→ **TASK PROMPT**
Only the number is wanted: how many lines of these entries contain the word "text"?

→ **RECORDS SUPPLIED**
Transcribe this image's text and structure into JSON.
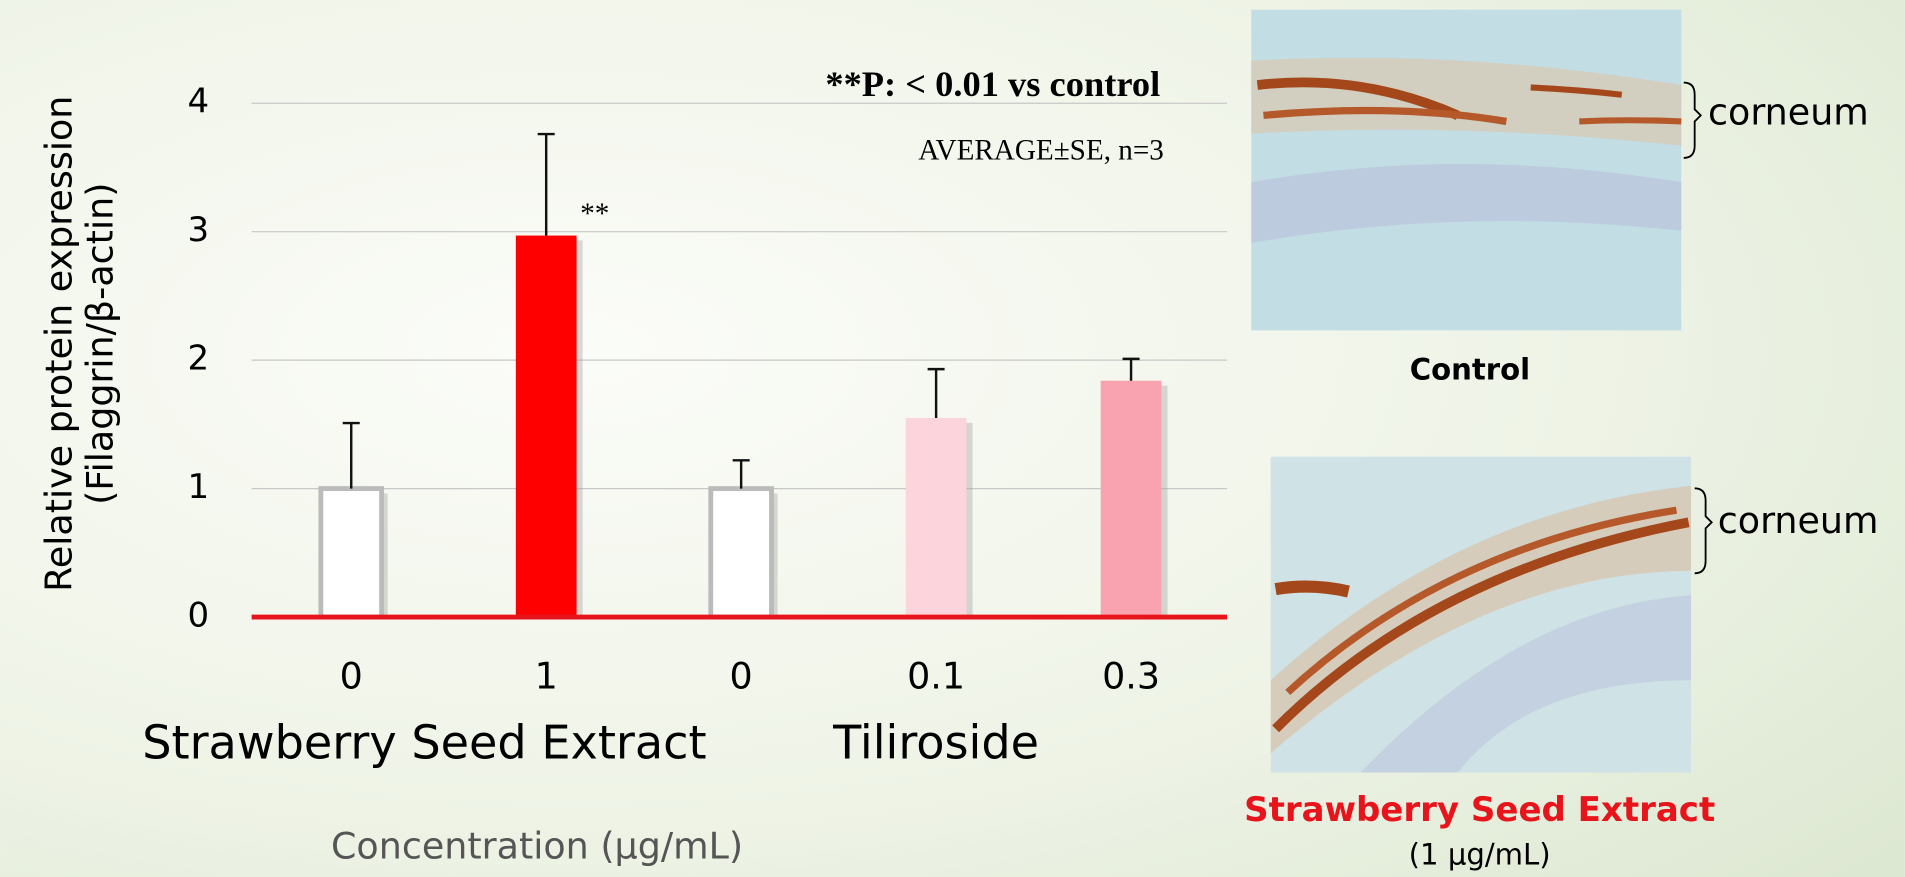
{
  "chart_data": {
    "type": "bar",
    "categories": [
      "0",
      "1",
      "0",
      "0.1",
      "0.3"
    ],
    "values": [
      1,
      2.97,
      1,
      1.55,
      1.84
    ],
    "errors": [
      0.51,
      0.79,
      0.22,
      0.38,
      0.17
    ],
    "colors": [
      "#ffffff",
      "#ff0000",
      "#ffffff",
      "#fcd5dc",
      "#f9a3b0"
    ],
    "groups": [
      "Strawberry Seed Extract",
      "Tiliroside"
    ],
    "ylim": [
      0,
      4
    ],
    "yticks": [
      0,
      1,
      2,
      3,
      4
    ],
    "grid": true,
    "ylabel": [
      "Relative protein expression",
      "(Filaggrin/β-actin)"
    ],
    "xlabel": "Concentration (μg/mL)",
    "significance": "**P: < 0.01 vs control",
    "stats_note": "AVERAGE±SE, n=3",
    "marker": {
      "index": 1,
      "text": "**"
    }
  },
  "panels": [
    {
      "caption": "Control",
      "label": "corneum"
    },
    {
      "caption": "Strawberry Seed Extract",
      "subcaption": "(1 μg/mL)",
      "label": "corneum"
    }
  ]
}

→ **RESULT**
2